* **What you should do**
Find each line with "바랍니다" and copy it.

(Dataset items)
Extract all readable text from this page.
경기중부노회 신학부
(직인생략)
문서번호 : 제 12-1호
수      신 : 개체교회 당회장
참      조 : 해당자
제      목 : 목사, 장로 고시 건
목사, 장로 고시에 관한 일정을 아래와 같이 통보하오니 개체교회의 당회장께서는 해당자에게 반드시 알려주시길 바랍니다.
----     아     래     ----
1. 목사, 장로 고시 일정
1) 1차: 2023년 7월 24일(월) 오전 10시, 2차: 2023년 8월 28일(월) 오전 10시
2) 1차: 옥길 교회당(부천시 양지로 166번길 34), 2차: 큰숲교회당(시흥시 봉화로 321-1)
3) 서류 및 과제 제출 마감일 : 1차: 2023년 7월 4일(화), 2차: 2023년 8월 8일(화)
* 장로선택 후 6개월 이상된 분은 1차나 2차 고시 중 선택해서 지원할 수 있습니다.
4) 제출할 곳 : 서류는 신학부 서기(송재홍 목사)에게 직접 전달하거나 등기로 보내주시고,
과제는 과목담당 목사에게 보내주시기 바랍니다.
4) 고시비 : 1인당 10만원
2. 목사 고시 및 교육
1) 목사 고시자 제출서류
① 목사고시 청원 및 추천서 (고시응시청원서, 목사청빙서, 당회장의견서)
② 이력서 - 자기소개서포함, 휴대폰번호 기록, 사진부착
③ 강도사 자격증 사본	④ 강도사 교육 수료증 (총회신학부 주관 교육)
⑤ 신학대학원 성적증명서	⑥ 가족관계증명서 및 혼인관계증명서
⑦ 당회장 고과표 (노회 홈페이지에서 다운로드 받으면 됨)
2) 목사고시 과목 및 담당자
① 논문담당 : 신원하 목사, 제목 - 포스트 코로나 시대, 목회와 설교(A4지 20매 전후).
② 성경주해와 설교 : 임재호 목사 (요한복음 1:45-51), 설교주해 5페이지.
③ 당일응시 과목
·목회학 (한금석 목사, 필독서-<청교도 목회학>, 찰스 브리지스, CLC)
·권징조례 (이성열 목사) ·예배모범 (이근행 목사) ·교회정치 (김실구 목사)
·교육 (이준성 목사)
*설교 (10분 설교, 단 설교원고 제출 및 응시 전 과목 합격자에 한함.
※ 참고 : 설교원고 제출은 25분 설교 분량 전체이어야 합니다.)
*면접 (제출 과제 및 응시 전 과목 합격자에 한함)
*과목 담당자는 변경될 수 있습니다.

* **Solved problem**
목사, 장로 고시에 관한 일정을 아래와 같이 통보하오니 개체교회의 당회장께서는 해당자에게 반드시 알려주시길 바랍니다.
과제는 과목담당 목사에게 보내주시기 바랍니다.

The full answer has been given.